══ Data entries ══

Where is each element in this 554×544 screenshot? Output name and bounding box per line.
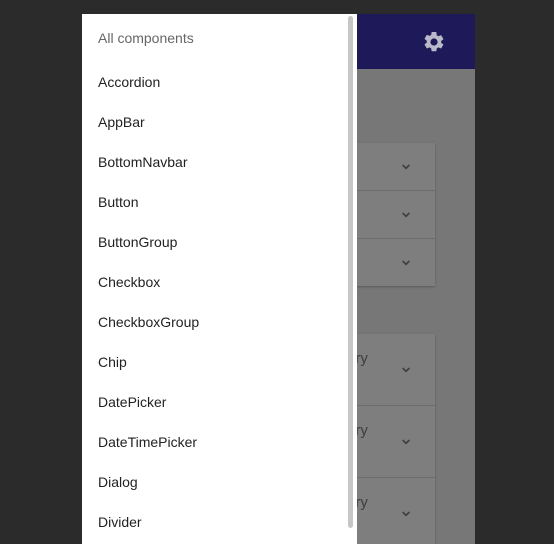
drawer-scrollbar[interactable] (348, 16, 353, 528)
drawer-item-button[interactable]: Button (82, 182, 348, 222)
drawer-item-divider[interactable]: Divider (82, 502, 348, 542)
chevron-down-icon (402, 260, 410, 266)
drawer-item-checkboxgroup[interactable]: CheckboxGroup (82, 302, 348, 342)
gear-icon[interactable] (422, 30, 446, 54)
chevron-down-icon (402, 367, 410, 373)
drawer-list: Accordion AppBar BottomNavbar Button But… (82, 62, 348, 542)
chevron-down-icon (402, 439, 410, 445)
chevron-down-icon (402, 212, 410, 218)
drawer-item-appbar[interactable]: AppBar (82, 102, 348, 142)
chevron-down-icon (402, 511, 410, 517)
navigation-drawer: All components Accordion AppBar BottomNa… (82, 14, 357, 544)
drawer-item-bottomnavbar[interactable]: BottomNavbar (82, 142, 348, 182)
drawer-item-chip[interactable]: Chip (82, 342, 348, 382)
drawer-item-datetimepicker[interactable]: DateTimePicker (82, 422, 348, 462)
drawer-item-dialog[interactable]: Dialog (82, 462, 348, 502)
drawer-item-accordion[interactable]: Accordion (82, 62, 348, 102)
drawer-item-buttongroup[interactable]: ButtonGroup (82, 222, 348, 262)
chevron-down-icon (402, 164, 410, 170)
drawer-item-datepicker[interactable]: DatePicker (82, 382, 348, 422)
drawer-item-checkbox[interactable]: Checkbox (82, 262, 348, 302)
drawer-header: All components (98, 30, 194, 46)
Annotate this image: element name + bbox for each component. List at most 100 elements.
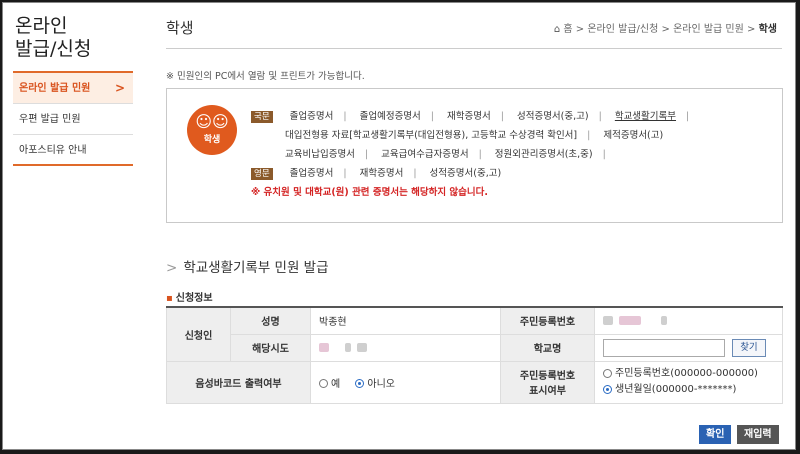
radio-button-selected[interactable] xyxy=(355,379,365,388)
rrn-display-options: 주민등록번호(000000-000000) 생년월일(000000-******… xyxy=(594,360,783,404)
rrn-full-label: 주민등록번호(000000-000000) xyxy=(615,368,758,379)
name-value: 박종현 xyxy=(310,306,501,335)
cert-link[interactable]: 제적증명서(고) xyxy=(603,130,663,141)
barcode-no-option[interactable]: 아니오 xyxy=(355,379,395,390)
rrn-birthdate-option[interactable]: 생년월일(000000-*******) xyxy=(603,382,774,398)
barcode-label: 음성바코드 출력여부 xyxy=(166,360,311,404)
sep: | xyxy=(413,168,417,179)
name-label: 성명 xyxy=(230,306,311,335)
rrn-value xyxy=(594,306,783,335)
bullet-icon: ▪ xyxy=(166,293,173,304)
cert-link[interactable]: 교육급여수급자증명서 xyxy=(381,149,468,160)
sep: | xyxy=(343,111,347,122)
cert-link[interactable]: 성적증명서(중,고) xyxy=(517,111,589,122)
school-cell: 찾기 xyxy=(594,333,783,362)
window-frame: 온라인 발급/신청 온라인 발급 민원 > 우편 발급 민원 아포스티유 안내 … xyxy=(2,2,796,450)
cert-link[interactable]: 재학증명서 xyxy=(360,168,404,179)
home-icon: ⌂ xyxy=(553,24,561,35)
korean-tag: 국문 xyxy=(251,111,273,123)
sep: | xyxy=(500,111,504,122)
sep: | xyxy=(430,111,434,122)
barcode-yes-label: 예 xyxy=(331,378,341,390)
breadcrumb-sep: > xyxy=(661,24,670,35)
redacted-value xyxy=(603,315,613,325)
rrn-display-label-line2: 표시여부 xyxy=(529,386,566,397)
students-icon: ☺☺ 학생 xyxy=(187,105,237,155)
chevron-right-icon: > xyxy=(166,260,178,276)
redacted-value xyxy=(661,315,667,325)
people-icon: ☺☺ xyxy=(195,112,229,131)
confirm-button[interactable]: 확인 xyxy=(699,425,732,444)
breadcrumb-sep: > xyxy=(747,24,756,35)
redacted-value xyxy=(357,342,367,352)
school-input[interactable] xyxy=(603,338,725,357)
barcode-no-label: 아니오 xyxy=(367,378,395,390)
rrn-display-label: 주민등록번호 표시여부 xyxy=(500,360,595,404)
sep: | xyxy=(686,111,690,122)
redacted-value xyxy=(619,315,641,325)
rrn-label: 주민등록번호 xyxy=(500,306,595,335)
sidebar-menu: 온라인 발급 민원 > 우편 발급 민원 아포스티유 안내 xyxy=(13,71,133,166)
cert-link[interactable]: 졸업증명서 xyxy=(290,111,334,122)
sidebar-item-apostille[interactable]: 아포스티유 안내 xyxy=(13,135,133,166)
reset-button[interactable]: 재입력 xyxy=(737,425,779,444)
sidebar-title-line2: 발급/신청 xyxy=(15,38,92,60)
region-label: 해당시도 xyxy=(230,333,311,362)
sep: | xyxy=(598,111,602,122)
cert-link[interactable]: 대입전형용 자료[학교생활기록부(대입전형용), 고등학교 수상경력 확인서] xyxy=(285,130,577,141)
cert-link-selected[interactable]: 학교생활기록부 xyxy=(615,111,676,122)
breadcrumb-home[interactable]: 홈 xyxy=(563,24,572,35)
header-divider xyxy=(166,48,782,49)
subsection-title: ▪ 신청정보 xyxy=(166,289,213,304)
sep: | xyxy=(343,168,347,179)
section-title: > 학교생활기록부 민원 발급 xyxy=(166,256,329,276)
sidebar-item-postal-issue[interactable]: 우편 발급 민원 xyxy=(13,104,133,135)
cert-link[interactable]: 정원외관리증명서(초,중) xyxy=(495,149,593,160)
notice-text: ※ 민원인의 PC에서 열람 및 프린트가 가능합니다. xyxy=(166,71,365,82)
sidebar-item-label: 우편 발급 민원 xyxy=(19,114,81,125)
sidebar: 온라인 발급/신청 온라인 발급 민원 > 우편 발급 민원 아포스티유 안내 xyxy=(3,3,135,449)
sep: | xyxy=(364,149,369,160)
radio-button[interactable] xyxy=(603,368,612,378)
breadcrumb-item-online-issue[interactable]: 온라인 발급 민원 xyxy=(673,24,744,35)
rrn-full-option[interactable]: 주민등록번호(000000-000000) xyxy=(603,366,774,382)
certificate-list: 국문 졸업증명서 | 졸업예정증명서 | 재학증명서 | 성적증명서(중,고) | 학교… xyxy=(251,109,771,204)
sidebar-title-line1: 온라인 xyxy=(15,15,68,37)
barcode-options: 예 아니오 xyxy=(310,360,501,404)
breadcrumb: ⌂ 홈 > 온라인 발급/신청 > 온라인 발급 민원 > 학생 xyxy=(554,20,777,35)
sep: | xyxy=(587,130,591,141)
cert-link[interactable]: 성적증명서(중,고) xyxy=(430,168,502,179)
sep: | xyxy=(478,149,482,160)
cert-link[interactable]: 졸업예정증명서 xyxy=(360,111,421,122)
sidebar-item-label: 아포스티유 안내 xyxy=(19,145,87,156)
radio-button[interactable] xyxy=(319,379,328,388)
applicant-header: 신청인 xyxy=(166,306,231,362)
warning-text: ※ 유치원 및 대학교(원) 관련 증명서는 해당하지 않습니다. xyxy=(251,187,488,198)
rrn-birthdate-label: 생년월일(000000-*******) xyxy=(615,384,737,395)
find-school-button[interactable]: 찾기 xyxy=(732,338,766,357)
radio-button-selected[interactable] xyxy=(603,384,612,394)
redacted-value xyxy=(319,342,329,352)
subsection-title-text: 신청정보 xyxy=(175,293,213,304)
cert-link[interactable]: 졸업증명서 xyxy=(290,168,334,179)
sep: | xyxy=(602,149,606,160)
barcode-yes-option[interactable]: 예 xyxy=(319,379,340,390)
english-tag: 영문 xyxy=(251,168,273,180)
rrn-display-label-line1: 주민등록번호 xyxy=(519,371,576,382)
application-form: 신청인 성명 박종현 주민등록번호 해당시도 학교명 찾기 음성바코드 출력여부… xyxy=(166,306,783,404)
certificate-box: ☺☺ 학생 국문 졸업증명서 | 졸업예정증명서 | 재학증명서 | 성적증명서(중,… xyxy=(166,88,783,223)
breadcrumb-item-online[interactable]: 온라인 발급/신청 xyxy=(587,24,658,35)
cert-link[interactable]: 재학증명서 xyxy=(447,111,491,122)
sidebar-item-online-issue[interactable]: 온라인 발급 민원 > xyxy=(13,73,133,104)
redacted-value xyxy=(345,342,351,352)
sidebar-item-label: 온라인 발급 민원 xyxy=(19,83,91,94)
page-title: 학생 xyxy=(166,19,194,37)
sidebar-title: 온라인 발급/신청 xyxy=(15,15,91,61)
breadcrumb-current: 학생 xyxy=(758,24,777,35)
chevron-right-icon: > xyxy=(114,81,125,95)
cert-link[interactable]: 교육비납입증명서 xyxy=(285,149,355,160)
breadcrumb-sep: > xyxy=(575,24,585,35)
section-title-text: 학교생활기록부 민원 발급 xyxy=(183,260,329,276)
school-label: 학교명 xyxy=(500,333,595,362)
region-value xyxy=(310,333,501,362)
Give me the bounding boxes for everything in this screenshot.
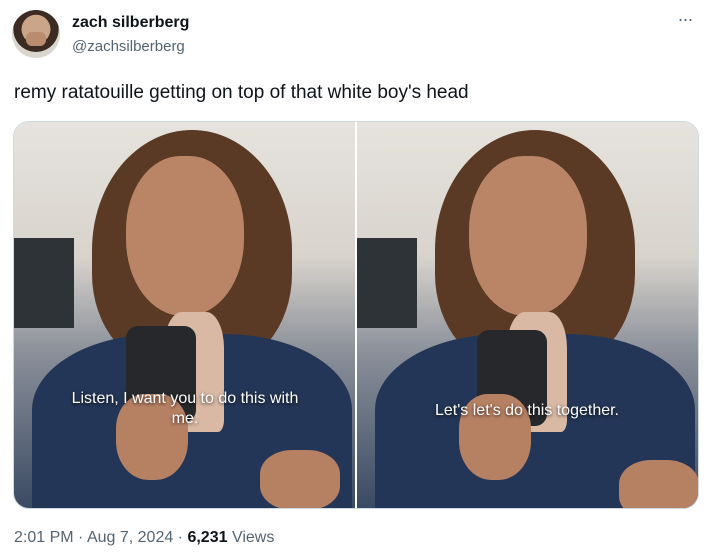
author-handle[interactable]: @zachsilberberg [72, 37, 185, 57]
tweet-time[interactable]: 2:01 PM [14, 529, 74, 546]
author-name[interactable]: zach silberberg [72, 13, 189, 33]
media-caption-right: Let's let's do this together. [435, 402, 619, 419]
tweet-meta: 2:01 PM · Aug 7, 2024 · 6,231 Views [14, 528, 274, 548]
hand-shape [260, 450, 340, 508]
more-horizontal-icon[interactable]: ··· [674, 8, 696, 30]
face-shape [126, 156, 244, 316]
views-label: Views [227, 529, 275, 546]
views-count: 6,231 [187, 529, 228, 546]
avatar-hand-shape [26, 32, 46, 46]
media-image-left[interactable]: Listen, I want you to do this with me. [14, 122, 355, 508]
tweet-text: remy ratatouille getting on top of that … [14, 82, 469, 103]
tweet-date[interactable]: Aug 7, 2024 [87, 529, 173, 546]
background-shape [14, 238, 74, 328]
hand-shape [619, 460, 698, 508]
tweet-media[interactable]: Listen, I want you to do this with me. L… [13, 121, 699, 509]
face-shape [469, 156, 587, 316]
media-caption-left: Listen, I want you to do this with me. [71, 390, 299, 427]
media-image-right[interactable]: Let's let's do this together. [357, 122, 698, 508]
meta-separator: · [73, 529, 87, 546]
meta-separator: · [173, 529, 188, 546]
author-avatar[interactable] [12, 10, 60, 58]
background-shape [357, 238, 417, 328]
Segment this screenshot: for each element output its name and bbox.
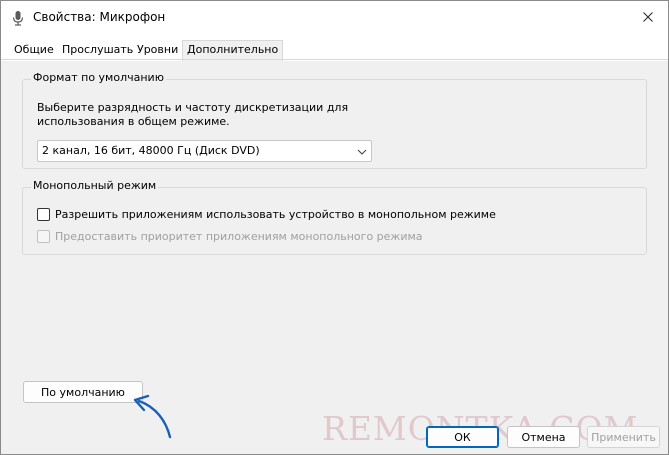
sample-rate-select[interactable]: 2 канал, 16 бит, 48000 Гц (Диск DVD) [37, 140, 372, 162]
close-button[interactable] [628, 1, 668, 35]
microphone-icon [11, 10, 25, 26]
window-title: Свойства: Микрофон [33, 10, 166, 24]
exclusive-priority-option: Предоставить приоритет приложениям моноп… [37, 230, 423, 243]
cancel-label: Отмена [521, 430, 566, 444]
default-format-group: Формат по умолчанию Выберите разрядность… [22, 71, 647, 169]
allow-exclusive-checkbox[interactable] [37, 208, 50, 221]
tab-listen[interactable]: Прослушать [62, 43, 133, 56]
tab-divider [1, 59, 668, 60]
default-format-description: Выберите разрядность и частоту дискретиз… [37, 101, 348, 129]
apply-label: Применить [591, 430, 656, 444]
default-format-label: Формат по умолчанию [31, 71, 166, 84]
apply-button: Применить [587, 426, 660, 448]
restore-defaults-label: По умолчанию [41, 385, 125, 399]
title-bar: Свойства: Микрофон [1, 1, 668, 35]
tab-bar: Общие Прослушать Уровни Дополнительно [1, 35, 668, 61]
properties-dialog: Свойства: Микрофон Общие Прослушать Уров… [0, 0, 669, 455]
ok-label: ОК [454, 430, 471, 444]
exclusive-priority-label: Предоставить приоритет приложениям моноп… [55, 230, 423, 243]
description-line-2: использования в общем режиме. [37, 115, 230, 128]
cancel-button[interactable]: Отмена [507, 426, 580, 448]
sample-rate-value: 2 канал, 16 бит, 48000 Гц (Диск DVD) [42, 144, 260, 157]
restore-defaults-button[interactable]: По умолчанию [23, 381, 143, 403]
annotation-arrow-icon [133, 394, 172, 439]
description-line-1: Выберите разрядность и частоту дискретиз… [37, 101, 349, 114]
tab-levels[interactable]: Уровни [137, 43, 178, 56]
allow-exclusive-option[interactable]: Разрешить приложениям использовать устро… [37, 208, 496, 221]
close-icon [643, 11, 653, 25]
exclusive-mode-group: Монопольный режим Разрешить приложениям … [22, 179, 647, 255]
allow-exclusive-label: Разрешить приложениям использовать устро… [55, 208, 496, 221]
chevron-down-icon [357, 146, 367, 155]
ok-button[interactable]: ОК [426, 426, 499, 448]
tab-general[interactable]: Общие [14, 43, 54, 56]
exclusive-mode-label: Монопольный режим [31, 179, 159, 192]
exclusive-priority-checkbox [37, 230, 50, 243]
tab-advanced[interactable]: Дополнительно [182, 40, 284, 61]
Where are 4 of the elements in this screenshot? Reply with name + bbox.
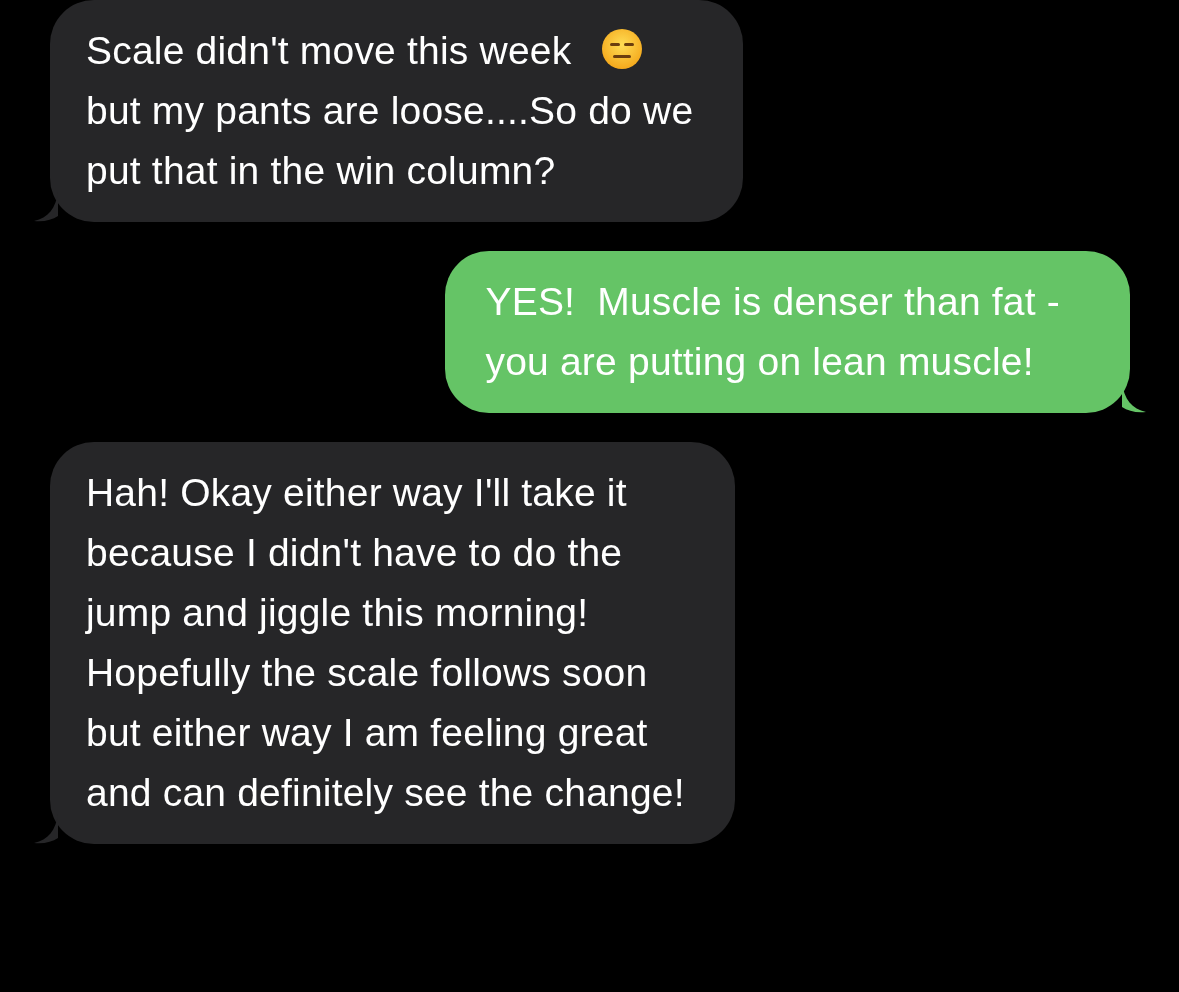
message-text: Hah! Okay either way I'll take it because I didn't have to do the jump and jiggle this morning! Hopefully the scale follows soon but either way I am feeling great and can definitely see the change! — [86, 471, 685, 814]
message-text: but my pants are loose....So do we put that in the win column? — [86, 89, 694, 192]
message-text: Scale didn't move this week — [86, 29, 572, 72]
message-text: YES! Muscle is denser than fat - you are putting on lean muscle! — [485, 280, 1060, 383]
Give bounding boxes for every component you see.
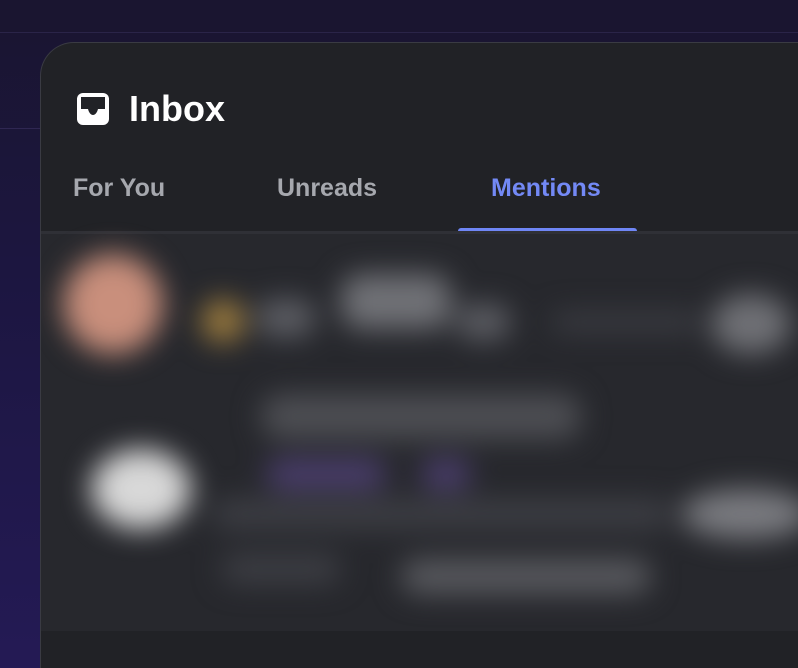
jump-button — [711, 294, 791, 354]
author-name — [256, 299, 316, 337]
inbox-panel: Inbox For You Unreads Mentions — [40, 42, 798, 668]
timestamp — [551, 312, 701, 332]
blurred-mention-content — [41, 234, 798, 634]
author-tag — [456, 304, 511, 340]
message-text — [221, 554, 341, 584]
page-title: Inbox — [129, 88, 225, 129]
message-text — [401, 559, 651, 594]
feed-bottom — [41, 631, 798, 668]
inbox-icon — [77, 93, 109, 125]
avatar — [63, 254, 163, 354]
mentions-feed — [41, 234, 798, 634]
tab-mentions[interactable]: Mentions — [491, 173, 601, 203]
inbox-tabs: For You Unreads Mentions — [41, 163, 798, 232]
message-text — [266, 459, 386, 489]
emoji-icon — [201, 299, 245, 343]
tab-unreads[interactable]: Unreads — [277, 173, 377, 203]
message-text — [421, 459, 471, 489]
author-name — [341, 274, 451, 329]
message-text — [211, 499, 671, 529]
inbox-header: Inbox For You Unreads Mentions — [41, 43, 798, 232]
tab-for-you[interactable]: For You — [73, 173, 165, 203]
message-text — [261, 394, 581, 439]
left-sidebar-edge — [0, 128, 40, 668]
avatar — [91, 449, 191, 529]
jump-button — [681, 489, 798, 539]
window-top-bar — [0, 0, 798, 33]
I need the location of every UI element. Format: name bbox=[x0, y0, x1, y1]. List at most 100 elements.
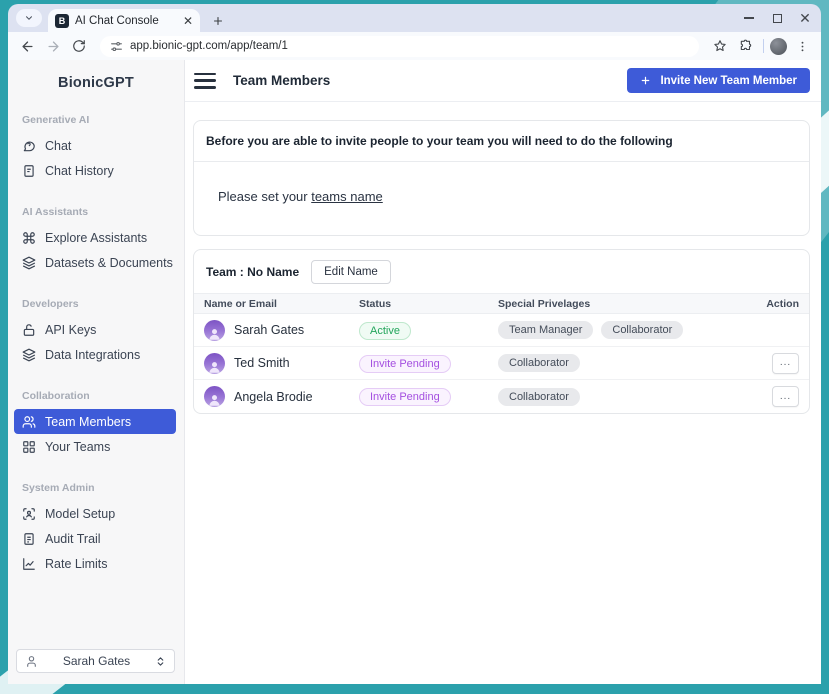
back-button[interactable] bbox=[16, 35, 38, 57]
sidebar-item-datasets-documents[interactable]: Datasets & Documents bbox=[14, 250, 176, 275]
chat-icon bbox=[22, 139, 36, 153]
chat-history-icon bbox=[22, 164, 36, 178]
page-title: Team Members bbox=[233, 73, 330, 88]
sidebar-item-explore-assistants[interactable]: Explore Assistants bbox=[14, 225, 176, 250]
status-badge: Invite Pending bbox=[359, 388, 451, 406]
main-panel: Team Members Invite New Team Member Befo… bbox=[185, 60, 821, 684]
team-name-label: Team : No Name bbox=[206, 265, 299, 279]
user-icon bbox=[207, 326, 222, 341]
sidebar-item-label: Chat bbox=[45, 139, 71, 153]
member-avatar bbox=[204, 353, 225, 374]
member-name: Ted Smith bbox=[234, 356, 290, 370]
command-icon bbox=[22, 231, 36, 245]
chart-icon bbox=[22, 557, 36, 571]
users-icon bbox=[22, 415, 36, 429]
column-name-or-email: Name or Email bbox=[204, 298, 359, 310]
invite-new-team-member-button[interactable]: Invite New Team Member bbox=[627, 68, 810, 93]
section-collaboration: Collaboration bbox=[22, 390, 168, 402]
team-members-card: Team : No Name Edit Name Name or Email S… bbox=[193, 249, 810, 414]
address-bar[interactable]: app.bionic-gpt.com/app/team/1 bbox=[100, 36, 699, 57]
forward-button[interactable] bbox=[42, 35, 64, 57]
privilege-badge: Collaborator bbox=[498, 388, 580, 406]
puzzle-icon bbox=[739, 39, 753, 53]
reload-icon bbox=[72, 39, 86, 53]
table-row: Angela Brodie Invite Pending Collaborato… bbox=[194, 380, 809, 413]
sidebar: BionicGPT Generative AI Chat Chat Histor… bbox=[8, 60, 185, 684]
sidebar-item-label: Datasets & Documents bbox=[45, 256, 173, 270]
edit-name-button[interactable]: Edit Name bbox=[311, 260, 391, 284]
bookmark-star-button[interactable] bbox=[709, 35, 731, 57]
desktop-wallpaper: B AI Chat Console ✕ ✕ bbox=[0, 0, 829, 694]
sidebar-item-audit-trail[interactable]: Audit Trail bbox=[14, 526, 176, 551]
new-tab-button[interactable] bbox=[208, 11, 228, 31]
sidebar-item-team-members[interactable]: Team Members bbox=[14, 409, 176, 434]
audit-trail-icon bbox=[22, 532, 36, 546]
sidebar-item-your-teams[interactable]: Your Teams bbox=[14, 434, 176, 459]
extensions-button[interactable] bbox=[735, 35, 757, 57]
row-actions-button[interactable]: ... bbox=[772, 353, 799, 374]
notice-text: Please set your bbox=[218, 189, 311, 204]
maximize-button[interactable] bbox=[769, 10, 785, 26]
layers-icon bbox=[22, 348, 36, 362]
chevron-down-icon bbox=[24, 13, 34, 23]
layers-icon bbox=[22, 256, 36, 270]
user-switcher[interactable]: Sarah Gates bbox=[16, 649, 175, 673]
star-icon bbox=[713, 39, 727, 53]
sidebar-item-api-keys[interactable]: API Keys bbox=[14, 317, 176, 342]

═══

-- Task goal --
Please convert the lines starting with the one that contains "jump-button — [711, 294, 791, 354]" and going on through the one that contains "mentions-feed — [41, 234, 798, 634]" into a numbered list, leaving out any blank lines.

-- Complete response --
1. jump-button — [711, 294, 791, 354]
2. author-name — [256, 299, 316, 337]
3. inbox-panel: Inbox For You Unreads Mentions — [40, 42, 798, 668]
4. timestamp — [551, 312, 701, 332]
5. blurred-mention-content — [41, 234, 798, 634]
6. author-tag — [456, 304, 511, 340]
7. message-text — [221, 554, 341, 584]
8. page-title: Inbox — [129, 88, 225, 129]
9. message-text — [401, 559, 651, 594]
10. feed-bottom — [41, 631, 798, 668]
11. inbox-icon — [77, 93, 109, 125]
12. avatar — [63, 254, 163, 354]
13. mentions-feed — [41, 234, 798, 634]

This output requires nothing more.